*INPUT ROWS*
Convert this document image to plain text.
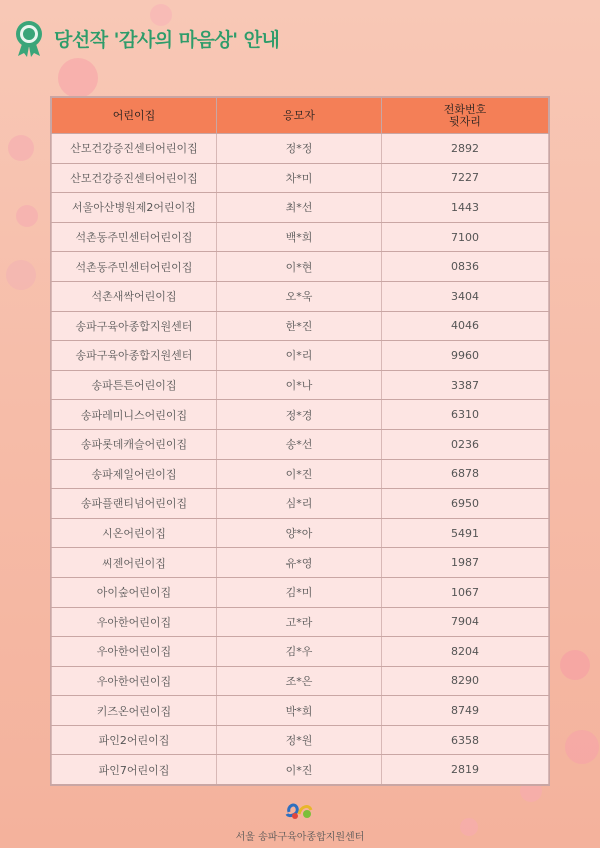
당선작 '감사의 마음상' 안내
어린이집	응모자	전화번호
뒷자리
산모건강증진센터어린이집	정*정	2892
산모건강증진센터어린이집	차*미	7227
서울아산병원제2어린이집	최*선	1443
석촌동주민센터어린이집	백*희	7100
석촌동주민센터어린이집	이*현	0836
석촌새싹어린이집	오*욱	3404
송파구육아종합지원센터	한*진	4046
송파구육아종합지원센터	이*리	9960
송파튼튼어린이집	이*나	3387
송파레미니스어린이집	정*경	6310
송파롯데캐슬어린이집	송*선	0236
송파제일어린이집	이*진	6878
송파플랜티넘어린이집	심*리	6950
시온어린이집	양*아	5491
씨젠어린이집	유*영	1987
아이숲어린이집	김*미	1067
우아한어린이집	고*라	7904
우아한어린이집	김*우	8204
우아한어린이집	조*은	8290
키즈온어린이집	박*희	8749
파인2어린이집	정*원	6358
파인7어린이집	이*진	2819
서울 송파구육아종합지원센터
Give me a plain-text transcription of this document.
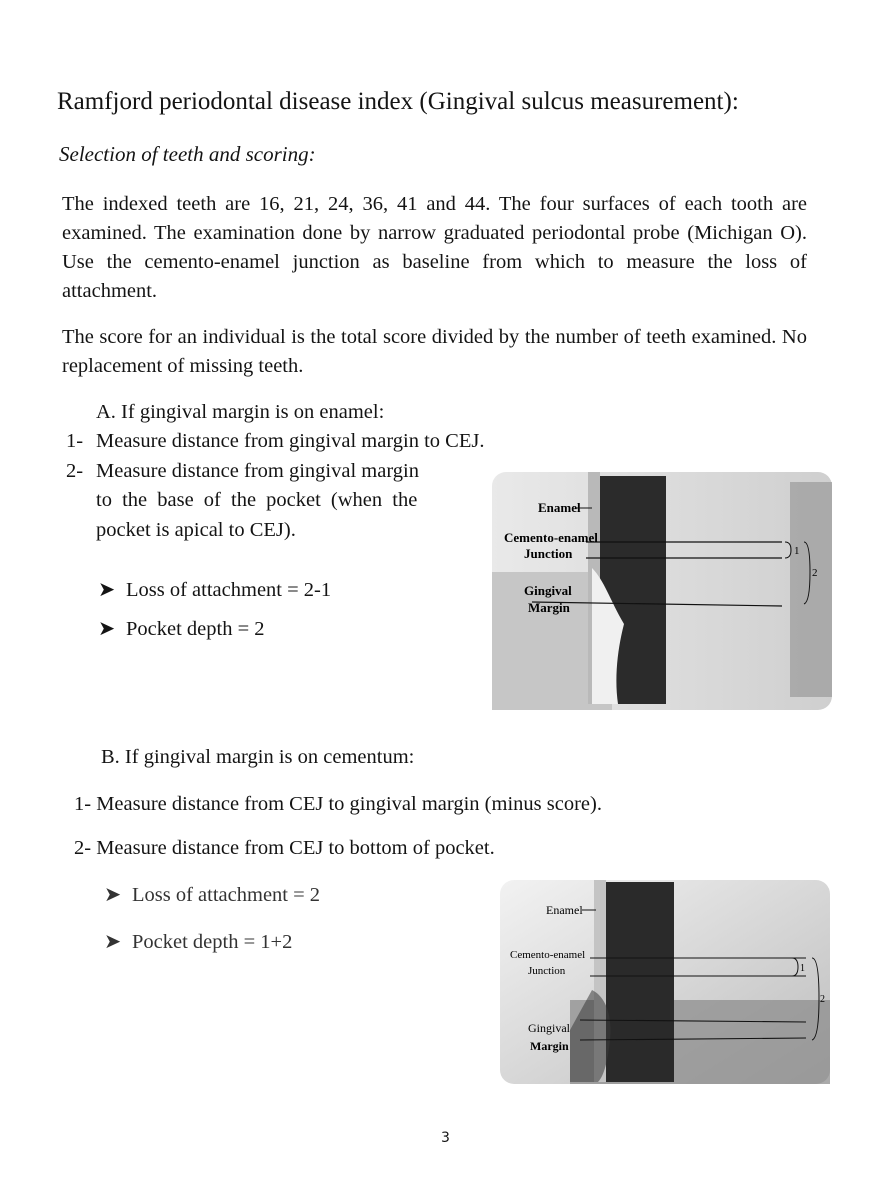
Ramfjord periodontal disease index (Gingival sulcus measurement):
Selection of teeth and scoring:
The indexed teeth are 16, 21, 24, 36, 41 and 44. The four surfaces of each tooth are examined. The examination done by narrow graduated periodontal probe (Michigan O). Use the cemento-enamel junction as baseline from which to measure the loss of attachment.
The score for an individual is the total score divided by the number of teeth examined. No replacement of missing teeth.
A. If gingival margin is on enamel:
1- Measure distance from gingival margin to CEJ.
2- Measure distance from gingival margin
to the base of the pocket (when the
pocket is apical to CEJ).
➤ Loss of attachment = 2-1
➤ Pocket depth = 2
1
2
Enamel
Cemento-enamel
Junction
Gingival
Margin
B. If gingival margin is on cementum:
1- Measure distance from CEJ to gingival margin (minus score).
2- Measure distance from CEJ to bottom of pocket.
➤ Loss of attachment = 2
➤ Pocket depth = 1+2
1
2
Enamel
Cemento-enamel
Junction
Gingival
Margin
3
--
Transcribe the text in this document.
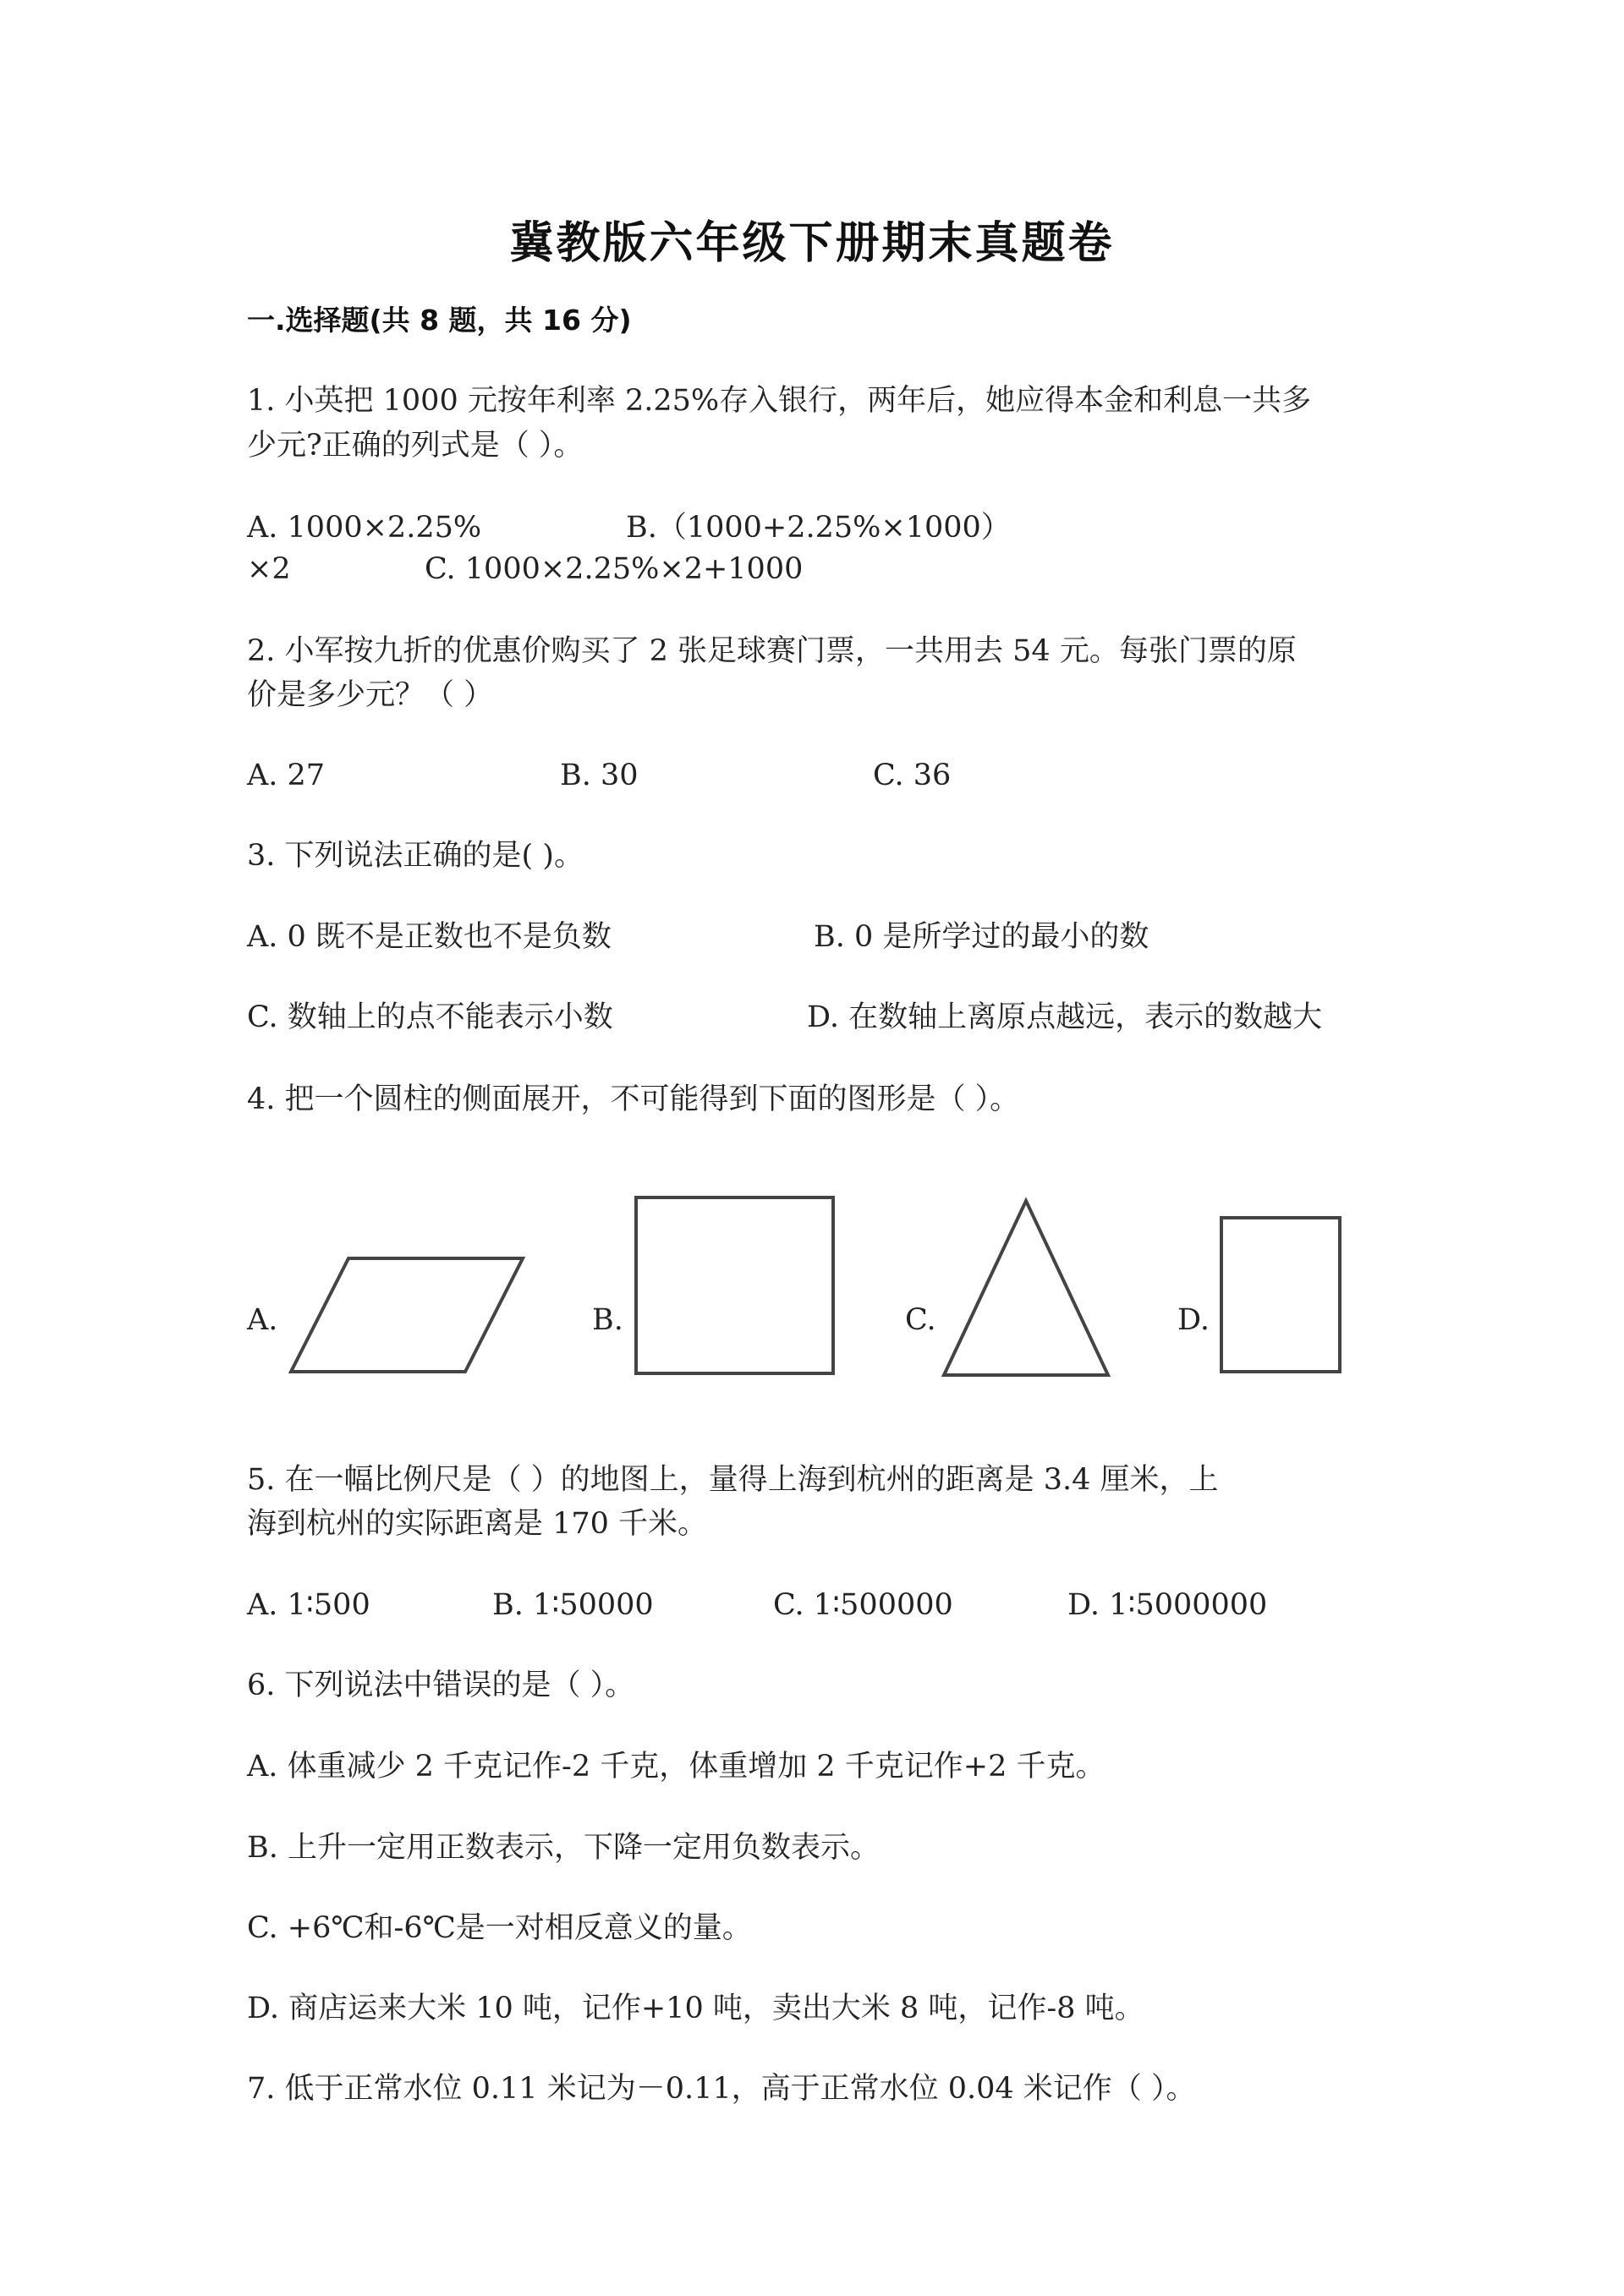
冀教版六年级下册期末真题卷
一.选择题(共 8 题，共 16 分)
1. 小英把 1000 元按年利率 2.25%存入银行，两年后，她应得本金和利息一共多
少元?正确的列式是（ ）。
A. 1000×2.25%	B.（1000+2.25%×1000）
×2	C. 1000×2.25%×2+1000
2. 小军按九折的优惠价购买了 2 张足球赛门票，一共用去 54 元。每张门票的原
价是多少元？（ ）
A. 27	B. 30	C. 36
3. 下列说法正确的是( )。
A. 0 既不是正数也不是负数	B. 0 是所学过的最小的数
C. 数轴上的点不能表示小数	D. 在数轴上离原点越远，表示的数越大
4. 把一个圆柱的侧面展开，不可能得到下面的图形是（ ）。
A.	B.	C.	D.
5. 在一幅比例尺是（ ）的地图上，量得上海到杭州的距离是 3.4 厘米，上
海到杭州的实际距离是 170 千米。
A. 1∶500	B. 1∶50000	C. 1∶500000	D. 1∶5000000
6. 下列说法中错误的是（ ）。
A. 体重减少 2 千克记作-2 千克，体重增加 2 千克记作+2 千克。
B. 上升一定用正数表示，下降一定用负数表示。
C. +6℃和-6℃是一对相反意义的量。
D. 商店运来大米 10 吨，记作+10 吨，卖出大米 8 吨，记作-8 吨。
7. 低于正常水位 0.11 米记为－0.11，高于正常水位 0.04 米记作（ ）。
...
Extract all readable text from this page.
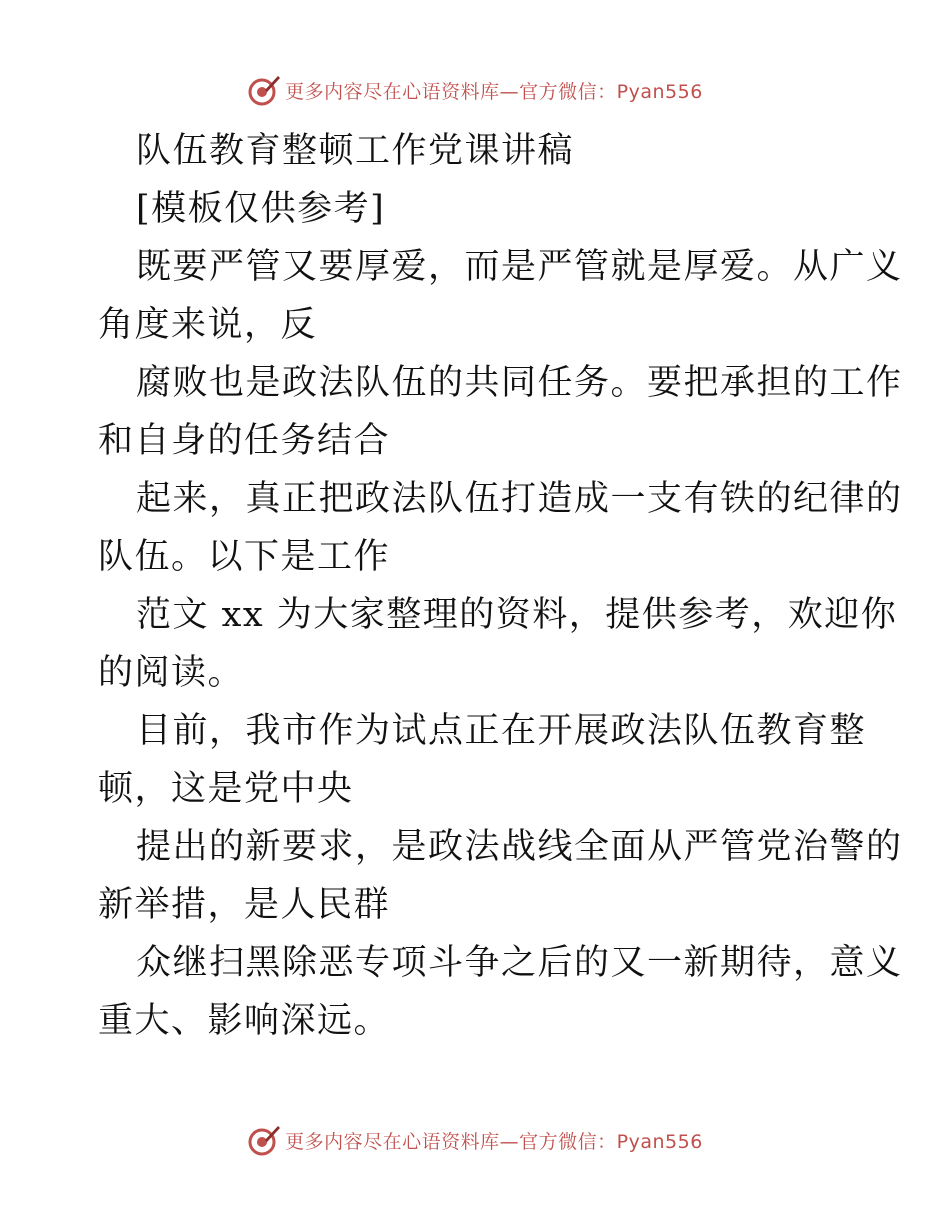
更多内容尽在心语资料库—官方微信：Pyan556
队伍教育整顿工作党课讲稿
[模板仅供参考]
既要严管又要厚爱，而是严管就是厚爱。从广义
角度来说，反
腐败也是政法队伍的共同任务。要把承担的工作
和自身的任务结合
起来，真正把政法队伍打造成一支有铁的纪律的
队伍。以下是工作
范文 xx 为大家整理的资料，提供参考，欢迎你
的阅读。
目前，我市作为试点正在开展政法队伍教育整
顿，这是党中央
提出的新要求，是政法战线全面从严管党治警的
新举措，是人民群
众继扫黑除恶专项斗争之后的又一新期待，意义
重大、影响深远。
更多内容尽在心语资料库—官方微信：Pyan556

*GOAL*
Go through the entries above and count the lines containing the word "송파구육아종합지원센터"; give only that count.

*EXPECTED ANSWER*
3